----- GIVEN DATA

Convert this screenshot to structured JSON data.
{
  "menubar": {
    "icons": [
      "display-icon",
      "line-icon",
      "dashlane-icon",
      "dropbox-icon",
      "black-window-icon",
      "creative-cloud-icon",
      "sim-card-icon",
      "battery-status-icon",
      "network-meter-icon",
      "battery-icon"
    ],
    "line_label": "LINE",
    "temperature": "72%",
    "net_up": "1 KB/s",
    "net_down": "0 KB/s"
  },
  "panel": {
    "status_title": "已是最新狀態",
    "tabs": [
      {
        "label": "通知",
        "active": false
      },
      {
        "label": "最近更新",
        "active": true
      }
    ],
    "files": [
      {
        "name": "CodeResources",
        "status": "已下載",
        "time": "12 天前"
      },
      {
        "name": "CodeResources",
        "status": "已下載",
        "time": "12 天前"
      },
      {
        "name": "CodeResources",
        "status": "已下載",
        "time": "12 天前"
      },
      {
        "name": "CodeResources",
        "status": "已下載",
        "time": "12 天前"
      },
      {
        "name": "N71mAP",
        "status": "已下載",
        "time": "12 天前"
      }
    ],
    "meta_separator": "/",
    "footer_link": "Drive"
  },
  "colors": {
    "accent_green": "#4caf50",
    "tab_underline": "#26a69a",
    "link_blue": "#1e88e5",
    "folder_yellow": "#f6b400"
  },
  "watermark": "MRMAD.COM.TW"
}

----------

▸ WHAT IS ASKED:
Copy the material above back out, exactly as written.

▸ ANSWER FOR THIS EXERCISE:
Convert this screenshot to structured JSON data.
{
  "menubar": {
    "icons": [
      "display-icon",
      "line-icon",
      "dashlane-icon",
      "dropbox-icon",
      "black-window-icon",
      "creative-cloud-icon",
      "sim-card-icon",
      "battery-status-icon",
      "network-meter-icon",
      "battery-icon"
    ],
    "line_label": "LINE",
    "temperature": "72%",
    "net_up": "1 KB/s",
    "net_down": "0 KB/s"
  },
  "panel": {
    "status_title": "已是最新狀態",
    "tabs": [
      {
        "label": "通知",
        "active": false
      },
      {
        "label": "最近更新",
        "active": true
      }
    ],
    "files": [
      {
        "name": "CodeResources",
        "status": "已下載",
        "time": "12 天前"
      },
      {
        "name": "CodeResources",
        "status": "已下載",
        "time": "12 天前"
      },
      {
        "name": "CodeResources",
        "status": "已下載",
        "time": "12 天前"
      },
      {
        "name": "CodeResources",
        "status": "已下載",
        "time": "12 天前"
      },
      {
        "name": "N71mAP",
        "status": "已下載",
        "time": "12 天前"
      }
    ],
    "meta_separator": "/",
    "footer_link": "Drive"
  },
  "colors": {
    "accent_green": "#4caf50",
    "tab_underline": "#26a69a",
    "link_blue": "#1e88e5",
    "folder_yellow": "#f6b400"
  },
  "watermark": "MRMAD.COM.TW"
}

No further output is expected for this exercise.